### Given instruction
Repeat the whole of the data, keeping every detail the same.

** start Data in this exercise **

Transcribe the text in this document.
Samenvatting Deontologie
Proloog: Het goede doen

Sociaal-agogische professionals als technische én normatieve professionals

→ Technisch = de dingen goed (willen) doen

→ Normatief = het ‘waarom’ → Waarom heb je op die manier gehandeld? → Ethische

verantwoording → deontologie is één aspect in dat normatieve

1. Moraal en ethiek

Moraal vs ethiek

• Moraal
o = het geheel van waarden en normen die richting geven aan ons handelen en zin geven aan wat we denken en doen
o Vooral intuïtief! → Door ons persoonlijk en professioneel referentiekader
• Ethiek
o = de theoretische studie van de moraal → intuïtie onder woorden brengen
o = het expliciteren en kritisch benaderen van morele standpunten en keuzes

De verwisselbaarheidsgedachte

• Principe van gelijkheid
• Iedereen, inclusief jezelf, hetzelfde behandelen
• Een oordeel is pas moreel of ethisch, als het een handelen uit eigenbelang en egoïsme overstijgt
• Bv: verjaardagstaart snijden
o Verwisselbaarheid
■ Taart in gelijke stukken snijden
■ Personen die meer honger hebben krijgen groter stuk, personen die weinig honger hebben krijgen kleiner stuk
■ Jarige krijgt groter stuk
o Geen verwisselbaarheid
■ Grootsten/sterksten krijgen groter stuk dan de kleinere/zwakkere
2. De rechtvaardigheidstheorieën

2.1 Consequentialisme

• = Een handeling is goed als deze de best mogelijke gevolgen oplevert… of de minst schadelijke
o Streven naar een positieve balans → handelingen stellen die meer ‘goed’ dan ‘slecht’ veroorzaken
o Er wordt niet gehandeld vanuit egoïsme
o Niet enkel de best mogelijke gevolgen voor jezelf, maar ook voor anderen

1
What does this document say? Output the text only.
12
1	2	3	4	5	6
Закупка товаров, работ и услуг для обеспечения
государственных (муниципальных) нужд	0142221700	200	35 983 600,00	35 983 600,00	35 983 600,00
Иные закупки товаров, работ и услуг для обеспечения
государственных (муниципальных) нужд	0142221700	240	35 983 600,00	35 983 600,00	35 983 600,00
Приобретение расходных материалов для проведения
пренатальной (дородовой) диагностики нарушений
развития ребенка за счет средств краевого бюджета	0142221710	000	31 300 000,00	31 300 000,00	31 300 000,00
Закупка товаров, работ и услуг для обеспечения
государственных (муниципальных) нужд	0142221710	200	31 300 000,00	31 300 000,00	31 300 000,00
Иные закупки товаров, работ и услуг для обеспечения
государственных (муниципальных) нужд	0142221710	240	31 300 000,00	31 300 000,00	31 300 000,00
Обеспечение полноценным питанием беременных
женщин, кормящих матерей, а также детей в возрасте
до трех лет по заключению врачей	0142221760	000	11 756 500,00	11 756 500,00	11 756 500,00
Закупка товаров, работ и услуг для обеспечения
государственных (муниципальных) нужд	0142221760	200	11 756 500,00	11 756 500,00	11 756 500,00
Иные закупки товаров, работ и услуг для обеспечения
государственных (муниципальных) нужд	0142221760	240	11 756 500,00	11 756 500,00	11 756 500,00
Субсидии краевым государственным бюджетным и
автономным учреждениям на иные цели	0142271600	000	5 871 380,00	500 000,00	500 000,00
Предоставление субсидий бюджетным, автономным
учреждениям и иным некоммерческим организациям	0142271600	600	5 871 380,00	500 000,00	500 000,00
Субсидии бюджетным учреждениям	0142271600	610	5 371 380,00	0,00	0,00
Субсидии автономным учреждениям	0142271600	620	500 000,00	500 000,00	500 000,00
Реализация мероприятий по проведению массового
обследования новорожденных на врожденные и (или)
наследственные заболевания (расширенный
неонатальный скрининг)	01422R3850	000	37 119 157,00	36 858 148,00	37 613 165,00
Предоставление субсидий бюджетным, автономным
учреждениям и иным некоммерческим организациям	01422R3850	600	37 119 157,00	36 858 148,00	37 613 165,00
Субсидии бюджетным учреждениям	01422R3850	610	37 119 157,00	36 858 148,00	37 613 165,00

** end Data in this exercise **

### Problem solution
Transcribe the text in this document.
Samenvatting Deontologie
Proloog: Het goede doen

Sociaal-agogische professionals als technische én normatieve professionals

→ Technisch = de dingen goed (willen) doen

→ Normatief = het ‘waarom’ → Waarom heb je op die manier gehandeld? → Ethische

verantwoording → deontologie is één aspect in dat normatieve

1. Moraal en ethiek

Moraal vs ethiek

• Moraal
o = het geheel van waarden en normen die richting geven aan ons handelen en zin geven aan wat we denken en doen
o Vooral intuïtief! → Door ons persoonlijk en professioneel referentiekader
• Ethiek
o = de theoretische studie van de moraal → intuïtie onder woorden brengen
o = het expliciteren en kritisch benaderen van morele standpunten en keuzes

De verwisselbaarheidsgedachte

• Principe van gelijkheid
• Iedereen, inclusief jezelf, hetzelfde behandelen
• Een oordeel is pas moreel of ethisch, als het een handelen uit eigenbelang en egoïsme overstijgt
• Bv: verjaardagstaart snijden
o Verwisselbaarheid
■ Taart in gelijke stukken snijden
■ Personen die meer honger hebben krijgen groter stuk, personen die weinig honger hebben krijgen kleiner stuk
■ Jarige krijgt groter stuk
o Geen verwisselbaarheid
■ Grootsten/sterksten krijgen groter stuk dan de kleinere/zwakkere
2. De rechtvaardigheidstheorieën

2.1 Consequentialisme

• = Een handeling is goed als deze de best mogelijke gevolgen oplevert… of de minst schadelijke
o Streven naar een positieve balans → handelingen stellen die meer ‘goed’ dan ‘slecht’ veroorzaken
o Er wordt niet gehandeld vanuit egoïsme
o Niet enkel de best mogelijke gevolgen voor jezelf, maar ook voor anderen

1
What does this document say? Output the text only.
12
1	2	3	4	5	6
Закупка товаров, работ и услуг для обеспечения
государственных (муниципальных) нужд	0142221700	200	35 983 600,00	35 983 600,00	35 983 600,00
Иные закупки товаров, работ и услуг для обеспечения
государственных (муниципальных) нужд	0142221700	240	35 983 600,00	35 983 600,00	35 983 600,00
Приобретение расходных материалов для проведения
пренатальной (дородовой) диагностики нарушений
развития ребенка за счет средств краевого бюджета	0142221710	000	31 300 000,00	31 300 000,00	31 300 000,00
Закупка товаров, работ и услуг для обеспечения
государственных (муниципальных) нужд	0142221710	200	31 300 000,00	31 300 000,00	31 300 000,00
Иные закупки товаров, работ и услуг для обеспечения
государственных (муниципальных) нужд	0142221710	240	31 300 000,00	31 300 000,00	31 300 000,00
Обеспечение полноценным питанием беременных
женщин, кормящих матерей, а также детей в возрасте
до трех лет по заключению врачей	0142221760	000	11 756 500,00	11 756 500,00	11 756 500,00
Закупка товаров, работ и услуг для обеспечения
государственных (муниципальных) нужд	0142221760	200	11 756 500,00	11 756 500,00	11 756 500,00
Иные закупки товаров, работ и услуг для обеспечения
государственных (муниципальных) нужд	0142221760	240	11 756 500,00	11 756 500,00	11 756 500,00
Субсидии краевым государственным бюджетным и
автономным учреждениям на иные цели	0142271600	000	5 871 380,00	500 000,00	500 000,00
Предоставление субсидий бюджетным, автономным
учреждениям и иным некоммерческим организациям	0142271600	600	5 871 380,00	500 000,00	500 000,00
Субсидии бюджетным учреждениям	0142271600	610	5 371 380,00	0,00	0,00
Субсидии автономным учреждениям	0142271600	620	500 000,00	500 000,00	500 000,00
Реализация мероприятий по проведению массового
обследования новорожденных на врожденные и (или)
наследственные заболевания (расширенный
неонатальный скрининг)	01422R3850	000	37 119 157,00	36 858 148,00	37 613 165,00
Предоставление субсидий бюджетным, автономным
учреждениям и иным некоммерческим организациям	01422R3850	600	37 119 157,00	36 858 148,00	37 613 165,00
Субсидии бюджетным учреждениям	01422R3850	610	37 119 157,00	36 858 148,00	37 613 165,00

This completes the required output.